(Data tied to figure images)
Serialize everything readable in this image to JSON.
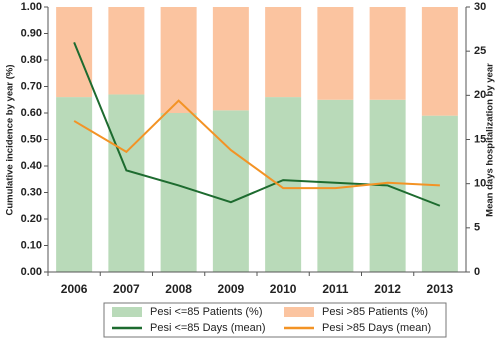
{
  "chart_data": {
    "type": "bar-line",
    "ylabel": "Cumulative incidence by year (%)",
    "y2label": "Mean days hospitalization by year",
    "categories": [
      "2006",
      "2007",
      "2008",
      "2009",
      "2010",
      "2011",
      "2012",
      "2013"
    ],
    "series": [
      {
        "name": "Pesi <=85 Patients (%)",
        "type": "bar",
        "color": "#b9dab9",
        "values": [
          0.66,
          0.67,
          0.6,
          0.61,
          0.66,
          0.65,
          0.65,
          0.59
        ]
      },
      {
        "name": "Pesi >85 Patients (%)",
        "type": "bar",
        "color": "#fbc4a0",
        "values": [
          0.34,
          0.33,
          0.4,
          0.39,
          0.34,
          0.35,
          0.35,
          0.41
        ]
      },
      {
        "name": "Pesi <=85 Days (mean)",
        "type": "line",
        "axis": "y2",
        "color": "#1d6b2f",
        "values": [
          26.0,
          11.5,
          9.8,
          7.9,
          10.4,
          10.1,
          9.8,
          7.5
        ]
      },
      {
        "name": "Pesi >85 Days (mean)",
        "type": "line",
        "axis": "y2",
        "color": "#f39325",
        "values": [
          17.1,
          13.6,
          19.4,
          13.8,
          9.5,
          9.5,
          10.1,
          9.8
        ]
      }
    ],
    "ylim": [
      0,
      1
    ],
    "yticks": [
      {
        "value": 0,
        "label": "0.00"
      },
      {
        "value": 0.1,
        "label": "0.10"
      },
      {
        "value": 0.2,
        "label": "0.20"
      },
      {
        "value": 0.3,
        "label": "0.30"
      },
      {
        "value": 0.4,
        "label": "0.40"
      },
      {
        "value": 0.5,
        "label": "0.50"
      },
      {
        "value": 0.6,
        "label": "0.60"
      },
      {
        "value": 0.7,
        "label": "0.70"
      },
      {
        "value": 0.8,
        "label": "0.80"
      },
      {
        "value": 0.9,
        "label": "0.90"
      },
      {
        "value": 1,
        "label": "1.00"
      }
    ],
    "y2lim": [
      0,
      30
    ],
    "y2ticks": [
      0,
      5,
      10,
      15,
      20,
      25,
      30
    ],
    "legend": "bottom"
  }
}
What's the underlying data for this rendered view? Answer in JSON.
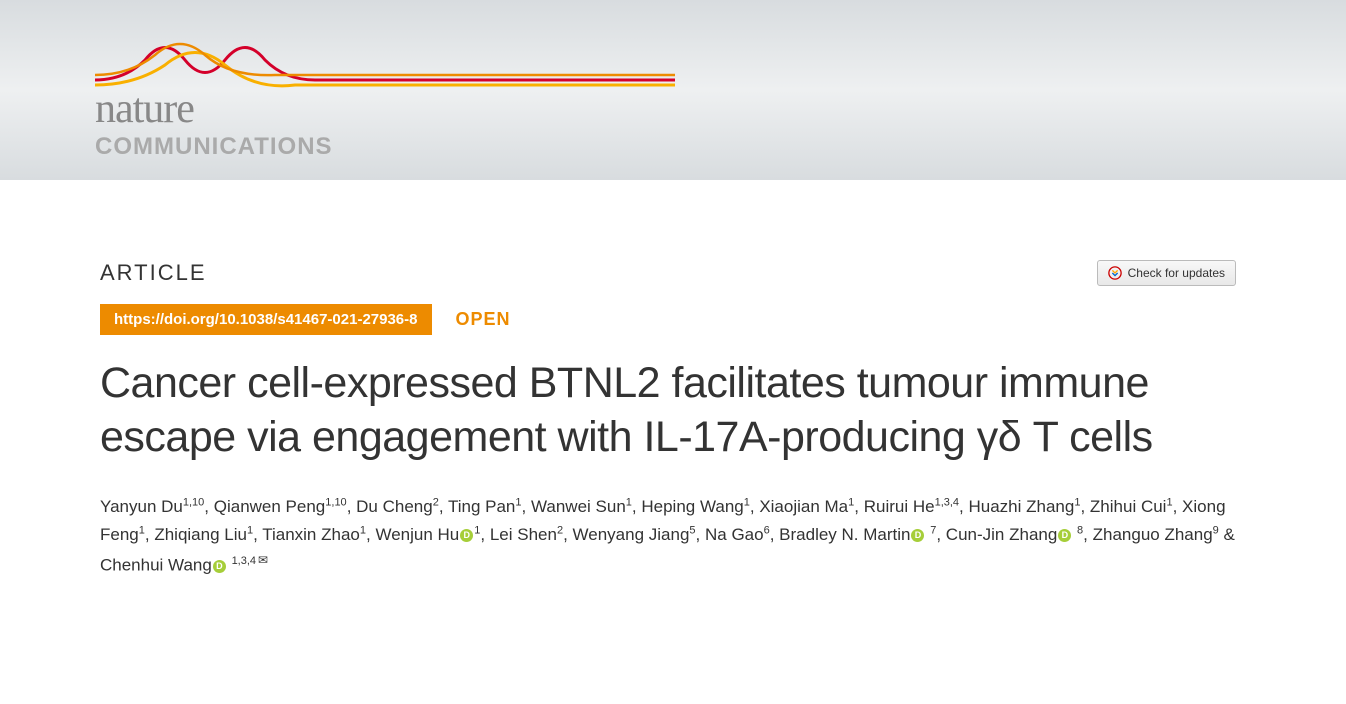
{
  "journal": {
    "name_primary": "nature",
    "name_secondary": "COMMUNICATIONS"
  },
  "article": {
    "label": "ARTICLE",
    "doi": "https://doi.org/10.1038/s41467-021-27936-8",
    "access": "OPEN",
    "title": "Cancer cell-expressed BTNL2 facilitates tumour immune escape via engagement with IL-17A-producing γδ T cells",
    "check_updates_label": "Check for updates",
    "authors": [
      {
        "name": "Yanyun Du",
        "affil": "1,10",
        "orcid": false,
        "corresponding": false
      },
      {
        "name": "Qianwen Peng",
        "affil": "1,10",
        "orcid": false,
        "corresponding": false
      },
      {
        "name": "Du Cheng",
        "affil": "2",
        "orcid": false,
        "corresponding": false
      },
      {
        "name": "Ting Pan",
        "affil": "1",
        "orcid": false,
        "corresponding": false
      },
      {
        "name": "Wanwei Sun",
        "affil": "1",
        "orcid": false,
        "corresponding": false
      },
      {
        "name": "Heping Wang",
        "affil": "1",
        "orcid": false,
        "corresponding": false
      },
      {
        "name": "Xiaojian Ma",
        "affil": "1",
        "orcid": false,
        "corresponding": false
      },
      {
        "name": "Ruirui He",
        "affil": "1,3,4",
        "orcid": false,
        "corresponding": false
      },
      {
        "name": "Huazhi Zhang",
        "affil": "1",
        "orcid": false,
        "corresponding": false
      },
      {
        "name": "Zhihui Cui",
        "affil": "1",
        "orcid": false,
        "corresponding": false
      },
      {
        "name": "Xiong Feng",
        "affil": "1",
        "orcid": false,
        "corresponding": false
      },
      {
        "name": "Zhiqiang Liu",
        "affil": "1",
        "orcid": false,
        "corresponding": false
      },
      {
        "name": "Tianxin Zhao",
        "affil": "1",
        "orcid": false,
        "corresponding": false
      },
      {
        "name": "Wenjun Hu",
        "affil": "1",
        "orcid": true,
        "corresponding": false
      },
      {
        "name": "Lei Shen",
        "affil": "2",
        "orcid": false,
        "corresponding": false
      },
      {
        "name": "Wenyang Jiang",
        "affil": "5",
        "orcid": false,
        "corresponding": false
      },
      {
        "name": "Na Gao",
        "affil": "6",
        "orcid": false,
        "corresponding": false
      },
      {
        "name": "Bradley N. Martin",
        "affil": "7",
        "orcid": true,
        "corresponding": false,
        "space_before_affil": true
      },
      {
        "name": "Cun-Jin Zhang",
        "affil": "8",
        "orcid": true,
        "corresponding": false,
        "space_before_affil": true
      },
      {
        "name": "Zhanguo Zhang",
        "affil": "9",
        "orcid": false,
        "corresponding": false
      },
      {
        "name": "Chenhui Wang",
        "affil": "1,3,4",
        "orcid": true,
        "corresponding": true,
        "space_before_affil": true,
        "last": true
      }
    ]
  },
  "colors": {
    "brand_orange": "#ed8b00",
    "brand_red": "#d4002a",
    "brand_yellow": "#f9b000",
    "orcid_green": "#a6ce39",
    "banner_gradient_edge": "#d8dcdf",
    "banner_gradient_mid": "#eef0f1",
    "text_primary": "#333333",
    "logo_grey": "#888888",
    "logo_grey_light": "#aaaaaa"
  }
}
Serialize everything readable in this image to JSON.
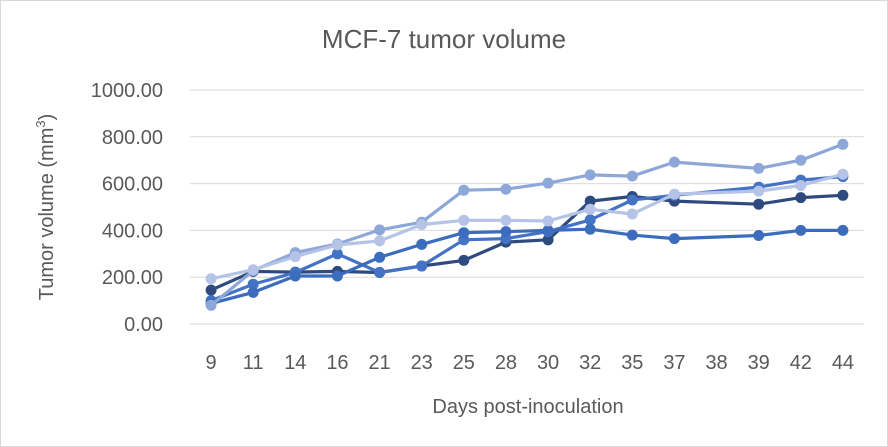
{
  "chart_data": {
    "type": "line",
    "title": "MCF-7 tumor volume",
    "xlabel": "Days post-inoculation",
    "ylabel_main": "Tumor volume (mm",
    "ylabel_sup": "3",
    "ylabel_end": ")",
    "categories": [
      "9",
      "11",
      "14",
      "16",
      "21",
      "23",
      "25",
      "28",
      "30",
      "32",
      "35",
      "37",
      "38",
      "39",
      "42",
      "44"
    ],
    "ylim": [
      0,
      1000
    ],
    "y_ticks": [
      "0.00",
      "200.00",
      "400.00",
      "600.00",
      "800.00",
      "1000.00"
    ],
    "y_tick_values": [
      0,
      200,
      400,
      600,
      800,
      1000
    ],
    "grid": true,
    "legend": "none",
    "series": [
      {
        "color": "#2f4a7e",
        "values": [
          145,
          225,
          222,
          225,
          220,
          248,
          272,
          350,
          360,
          525,
          545,
          525,
          null,
          512,
          540,
          550
        ]
      },
      {
        "color": "#4472c4",
        "values": [
          100,
          170,
          220,
          300,
          220,
          248,
          360,
          365,
          395,
          445,
          530,
          550,
          null,
          585,
          615,
          630
        ]
      },
      {
        "color": "#3c6cbd",
        "values": [
          88,
          135,
          205,
          205,
          285,
          340,
          390,
          395,
          400,
          405,
          380,
          365,
          null,
          378,
          400,
          400
        ]
      },
      {
        "color": "#8ea7d9",
        "values": [
          80,
          228,
          305,
          342,
          402,
          435,
          572,
          576,
          602,
          637,
          632,
          692,
          null,
          665,
          700,
          768
        ]
      },
      {
        "color": "#b4c3e6",
        "values": [
          193,
          232,
          288,
          338,
          355,
          425,
          443,
          443,
          440,
          490,
          470,
          555,
          null,
          568,
          592,
          640
        ]
      }
    ]
  }
}
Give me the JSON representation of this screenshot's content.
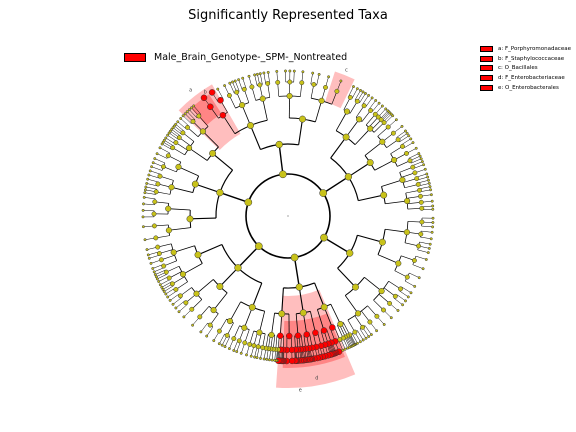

(THE PROBLEM):
Because the pictures are not wanted, retype only the text of every record, exactly as given.

(RESULT):
Serialize everything readable in this image to JSON.
{
  "chart_data": {
    "type": "bar-line",
    "ylabel": "Cumulative incidence by year (%)",
    "y2label": "Mean days hospitalization by year",
    "categories": [
      "2006",
      "2007",
      "2008",
      "2009",
      "2010",
      "2011",
      "2012",
      "2013"
    ],
    "series": [
      {
        "name": "Pesi <=85 Patients (%)",
        "type": "bar",
        "color": "#b9dab9",
        "values": [
          0.66,
          0.67,
          0.6,
          0.61,
          0.66,
          0.65,
          0.65,
          0.59
        ]
      },
      {
        "name": "Pesi >85 Patients (%)",
        "type": "bar",
        "color": "#fbc4a0",
        "values": [
          0.34,
          0.33,
          0.4,
          0.39,
          0.34,
          0.35,
          0.35,
          0.41
        ]
      },
      {
        "name": "Pesi <=85 Days (mean)",
        "type": "line",
        "axis": "y2",
        "color": "#1d6b2f",
        "values": [
          26.0,
          11.5,
          9.8,
          7.9,
          10.4,
          10.1,
          9.8,
          7.5
        ]
      },
      {
        "name": "Pesi >85 Days (mean)",
        "type": "line",
        "axis": "y2",
        "color": "#f39325",
        "values": [
          17.1,
          13.6,
          19.4,
          13.8,
          9.5,
          9.5,
          10.1,
          9.8
        ]
      }
    ],
    "ylim": [
      0,
      1
    ],
    "yticks": [
      {
        "value": 0,
        "label": "0.00"
      },
      {
        "value": 0.1,
        "label": "0.10"
      },
      {
        "value": 0.2,
        "label": "0.20"
      },
      {
        "value": 0.3,
        "label": "0.30"
      },
      {
        "value": 0.4,
        "label": "0.40"
      },
      {
        "value": 0.5,
        "label": "0.50"
      },
      {
        "value": 0.6,
        "label": "0.60"
      },
      {
        "value": 0.7,
        "label": "0.70"
      },
      {
        "value": 0.8,
        "label": "0.80"
      },
      {
        "value": 0.9,
        "label": "0.90"
      },
      {
        "value": 1,
        "label": "1.00"
      }
    ],
    "y2lim": [
      0,
      30
    ],
    "y2ticks": [
      0,
      5,
      10,
      15,
      20,
      25,
      30
    ],
    "legend": "bottom"
  }
}
What's the underlying data for this rendered view? Answer in JSON.
{
  "journal": {
    "name_primary": "nature",
    "name_secondary": "COMMUNICATIONS"
  },
  "article": {
    "label": "ARTICLE",
    "doi": "https://doi.org/10.1038/s41467-021-27936-8",
    "access": "OPEN",
    "title": "Cancer cell-expressed BTNL2 facilitates tumour immune escape via engagement with IL-17A-producing γδ T cells",
    "check_updates_label": "Check for updates",
    "authors": [
      {
        "name": "Yanyun Du",
        "affil": "1,10",
        "orcid": false,
        "corresponding": false
      },
      {
        "name": "Qianwen Peng",
        "affil": "1,10",
        "orcid": false,
        "corresponding": false
      },
      {
        "name": "Du Cheng",
        "affil": "2",
        "orcid": false,
        "corresponding": false
      },
      {
        "name": "Ting Pan",
        "affil": "1",
        "orcid": false,
        "corresponding": false
      },
      {
        "name": "Wanwei Sun",
        "affil": "1",
        "orcid": false,
        "corresponding": false
      },
      {
        "name": "Heping Wang",
        "affil": "1",
        "orcid": false,
        "corresponding": false
      },
      {
        "name": "Xiaojian Ma",
        "affil": "1",
        "orcid": false,
        "corresponding": false
      },
      {
        "name": "Ruirui He",
        "affil": "1,3,4",
        "orcid": false,
        "corresponding": false
      },
      {
        "name": "Huazhi Zhang",
        "affil": "1",
        "orcid": false,
        "corresponding": false
      },
      {
        "name": "Zhihui Cui",
        "affil": "1",
        "orcid": false,
        "corresponding": false
      },
      {
        "name": "Xiong Feng",
        "affil": "1",
        "orcid": false,
        "corresponding": false
      },
      {
        "name": "Zhiqiang Liu",
        "affil": "1",
        "orcid": false,
        "corresponding": false
      },
      {
        "name": "Tianxin Zhao",
        "affil": "1",
        "orcid": false,
        "corresponding": false
      },
      {
        "name": "Wenjun Hu",
        "affil": "1",
        "orcid": true,
        "corresponding": false
      },
      {
        "name": "Lei Shen",
        "affil": "2",
        "orcid": false,
        "corresponding": false
      },
      {
        "name": "Wenyang Jiang",
        "affil": "5",
        "orcid": false,
        "corresponding": false
      },
      {
        "name": "Na Gao",
        "affil": "6",
        "orcid": false,
        "corresponding": false
      },
      {
        "name": "Bradley N. Martin",
        "affil": "7",
        "orcid": true,
        "corresponding": false,
        "space_before_affil": true
      },
      {
        "name": "Cun-Jin Zhang",
        "affil": "8",
        "orcid": true,
        "corresponding": false,
        "space_before_affil": true
      },
      {
        "name": "Zhanguo Zhang",
        "affil": "9",
        "orcid": false,
        "corresponding": false
      },
      {
        "name": "Chenhui Wang",
        "affil": "1,3,4",
        "orcid": true,
        "corresponding": true,
        "space_before_affil": true,
        "last": true
      }
    ]
  },
  "colors": {
    "brand_orange": "#ed8b00",
    "brand_red": "#d4002a",
    "brand_yellow": "#f9b000",
    "orcid_green": "#a6ce39",
    "banner_gradient_edge": "#d8dcdf",
    "banner_gradient_mid": "#eef0f1",
    "text_primary": "#333333",
    "logo_grey": "#888888",
    "logo_grey_light": "#aaaaaa"
  }
}
Serialize everything readable in this image to JSON.
{
  "chart_data": {
    "type": "line",
    "title": "MCF-7 tumor volume",
    "xlabel": "Days post-inoculation",
    "ylabel_main": "Tumor volume (mm",
    "ylabel_sup": "3",
    "ylabel_end": ")",
    "categories": [
      "9",
      "11",
      "14",
      "16",
      "21",
      "23",
      "25",
      "28",
      "30",
      "32",
      "35",
      "37",
      "38",
      "39",
      "42",
      "44"
    ],
    "ylim": [
      0,
      1000
    ],
    "y_ticks": [
      "0.00",
      "200.00",
      "400.00",
      "600.00",
      "800.00",
      "1000.00"
    ],
    "y_tick_values": [
      0,
      200,
      400,
      600,
      800,
      1000
    ],
    "grid": true,
    "legend": "none",
    "series": [
      {
        "color": "#2f4a7e",
        "values": [
          145,
          225,
          222,
          225,
          220,
          248,
          272,
          350,
          360,
          525,
          545,
          525,
          null,
          512,
          540,
          550
        ]
      },
      {
        "color": "#4472c4",
        "values": [
          100,
          170,
          220,
          300,
          220,
          248,
          360,
          365,
          395,
          445,
          530,
          550,
          null,
          585,
          615,
          630
        ]
      },
      {
        "color": "#3c6cbd",
        "values": [
          88,
          135,
          205,
          205,
          285,
          340,
          390,
          395,
          400,
          405,
          380,
          365,
          null,
          378,
          400,
          400
        ]
      },
      {
        "color": "#8ea7d9",
        "values": [
          80,
          228,
          305,
          342,
          402,
          435,
          572,
          576,
          602,
          637,
          632,
          692,
          null,
          665,
          700,
          768
        ]
      },
      {
        "color": "#b4c3e6",
        "values": [
          193,
          232,
          288,
          338,
          355,
          425,
          443,
          443,
          440,
          490,
          470,
          555,
          null,
          568,
          592,
          640
        ]
      }
    ]
  }
}
Give me the JSON representation of this screenshot's content.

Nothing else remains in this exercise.